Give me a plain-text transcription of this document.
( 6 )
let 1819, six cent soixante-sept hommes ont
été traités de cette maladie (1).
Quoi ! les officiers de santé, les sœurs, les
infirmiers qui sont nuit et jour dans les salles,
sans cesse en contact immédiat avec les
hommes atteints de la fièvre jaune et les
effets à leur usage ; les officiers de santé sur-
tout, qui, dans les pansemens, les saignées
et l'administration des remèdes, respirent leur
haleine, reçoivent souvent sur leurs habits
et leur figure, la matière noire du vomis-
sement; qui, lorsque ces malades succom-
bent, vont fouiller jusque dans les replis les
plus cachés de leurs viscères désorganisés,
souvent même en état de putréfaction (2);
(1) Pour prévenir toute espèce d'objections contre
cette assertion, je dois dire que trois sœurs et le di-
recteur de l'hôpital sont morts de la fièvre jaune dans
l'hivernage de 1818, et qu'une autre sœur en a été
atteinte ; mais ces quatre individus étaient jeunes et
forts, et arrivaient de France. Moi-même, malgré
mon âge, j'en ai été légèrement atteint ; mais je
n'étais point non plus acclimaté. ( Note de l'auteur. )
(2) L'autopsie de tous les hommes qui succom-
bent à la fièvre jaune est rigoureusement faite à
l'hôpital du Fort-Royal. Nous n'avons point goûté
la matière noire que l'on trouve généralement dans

------------------------------------

Faithfully transcribe the whole of the data.

§ **Written response**:
Give me a plain-text transcription of this document.
( 6 )
let 1819, six cent soixante-sept hommes ont
été traités de cette maladie (1).
Quoi ! les officiers de santé, les sœurs, les
infirmiers qui sont nuit et jour dans les salles,
sans cesse en contact immédiat avec les
hommes atteints de la fièvre jaune et les
effets à leur usage ; les officiers de santé sur-
tout, qui, dans les pansemens, les saignées
et l'administration des remèdes, respirent leur
haleine, reçoivent souvent sur leurs habits
et leur figure, la matière noire du vomis-
sement; qui, lorsque ces malades succom-
bent, vont fouiller jusque dans les replis les
plus cachés de leurs viscères désorganisés,
souvent même en état de putréfaction (2);
(1) Pour prévenir toute espèce d'objections contre
cette assertion, je dois dire que trois sœurs et le di-
recteur de l'hôpital sont morts de la fièvre jaune dans
l'hivernage de 1818, et qu'une autre sœur en a été
atteinte ; mais ces quatre individus étaient jeunes et
forts, et arrivaient de France. Moi-même, malgré
mon âge, j'en ai été légèrement atteint ; mais je
n'étais point non plus acclimaté. ( Note de l'auteur. )
(2) L'autopsie de tous les hommes qui succom-
bent à la fièvre jaune est rigoureusement faite à
l'hôpital du Fort-Royal. Nous n'avons point goûté
la matière noire que l'on trouve généralement dans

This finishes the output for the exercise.